> **Dataset entries**
***

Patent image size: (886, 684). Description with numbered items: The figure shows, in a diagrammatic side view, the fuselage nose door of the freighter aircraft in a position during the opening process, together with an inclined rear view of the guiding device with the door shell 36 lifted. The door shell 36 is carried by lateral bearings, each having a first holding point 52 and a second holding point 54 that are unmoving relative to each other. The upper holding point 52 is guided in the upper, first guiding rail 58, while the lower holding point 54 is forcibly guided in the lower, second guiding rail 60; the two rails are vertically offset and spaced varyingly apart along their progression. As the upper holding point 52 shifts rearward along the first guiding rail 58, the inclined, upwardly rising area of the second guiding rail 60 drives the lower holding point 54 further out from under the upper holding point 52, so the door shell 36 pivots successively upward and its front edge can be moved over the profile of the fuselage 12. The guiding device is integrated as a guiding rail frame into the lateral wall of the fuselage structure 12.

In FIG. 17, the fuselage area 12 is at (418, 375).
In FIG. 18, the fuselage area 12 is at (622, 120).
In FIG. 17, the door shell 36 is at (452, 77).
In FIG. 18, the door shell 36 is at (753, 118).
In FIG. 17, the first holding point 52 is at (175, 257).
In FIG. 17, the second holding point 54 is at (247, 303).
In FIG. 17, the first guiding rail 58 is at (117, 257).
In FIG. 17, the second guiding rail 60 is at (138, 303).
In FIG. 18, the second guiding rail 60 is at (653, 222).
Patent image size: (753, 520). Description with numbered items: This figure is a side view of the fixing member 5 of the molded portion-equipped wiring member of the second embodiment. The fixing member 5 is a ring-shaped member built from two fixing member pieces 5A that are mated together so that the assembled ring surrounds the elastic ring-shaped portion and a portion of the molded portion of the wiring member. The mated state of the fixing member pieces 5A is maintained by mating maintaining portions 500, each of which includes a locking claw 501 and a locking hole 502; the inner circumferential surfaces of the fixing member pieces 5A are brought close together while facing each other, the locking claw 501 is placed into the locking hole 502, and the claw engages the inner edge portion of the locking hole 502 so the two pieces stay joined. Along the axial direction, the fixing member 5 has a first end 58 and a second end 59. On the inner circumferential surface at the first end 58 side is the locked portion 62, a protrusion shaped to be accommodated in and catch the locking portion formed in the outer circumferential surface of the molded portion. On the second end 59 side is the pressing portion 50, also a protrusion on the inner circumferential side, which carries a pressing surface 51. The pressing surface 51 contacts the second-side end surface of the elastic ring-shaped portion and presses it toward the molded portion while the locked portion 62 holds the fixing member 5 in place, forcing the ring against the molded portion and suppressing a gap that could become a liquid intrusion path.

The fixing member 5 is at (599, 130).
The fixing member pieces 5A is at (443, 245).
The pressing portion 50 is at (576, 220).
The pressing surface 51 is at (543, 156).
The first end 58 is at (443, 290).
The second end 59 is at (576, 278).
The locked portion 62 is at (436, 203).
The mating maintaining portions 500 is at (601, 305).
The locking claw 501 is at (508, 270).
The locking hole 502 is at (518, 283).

***

> **Exercise requirements**
Can you revise the material, beginning at its first line and stopping after the line that contains "In FIG. 18, the second", so that "freighter aircraft" becomes "cargo aircraft" and nothing else changes?

> **Full output**
Patent image size: (886, 684). Description with numbered items: The figure shows, in a diagrammatic side view, the fuselage nose door of the cargo aircraft in a position during the opening process, together with an inclined rear view of the guiding device with the door shell 36 lifted. The door shell 36 is carried by lateral bearings, each having a first holding point 52 and a second holding point 54 that are unmoving relative to each other. The upper holding point 52 is guided in the upper, first guiding rail 58, while the lower holding point 54 is forcibly guided in the lower, second guiding rail 60; the two rails are vertically offset and spaced varyingly apart along their progression. As the upper holding point 52 shifts rearward along the first guiding rail 58, the inclined, upwardly rising area of the second guiding rail 60 drives the lower holding point 54 further out from under the upper holding point 52, so the door shell 36 pivots successively upward and its front edge can be moved over the profile of the fuselage 12. The guiding device is integrated as a guiding rail frame into the lateral wall of the fuselage structure 12.

In FIG. 17, the fuselage area 12 is at (418, 375).
In FIG. 18, the fuselage area 12 is at (622, 120).
In FIG. 17, the door shell 36 is at (452, 77).
In FIG. 18, the door shell 36 is at (753, 118).
In FIG. 17, the first holding point 52 is at (175, 257).
In FIG. 17, the second holding point 54 is at (247, 303).
In FIG. 17, the first guiding rail 58 is at (117, 257).
In FIG. 17, the second guiding rail 60 is at (138, 303).
In FIG. 18, the second guiding rail 60 is at (653, 222).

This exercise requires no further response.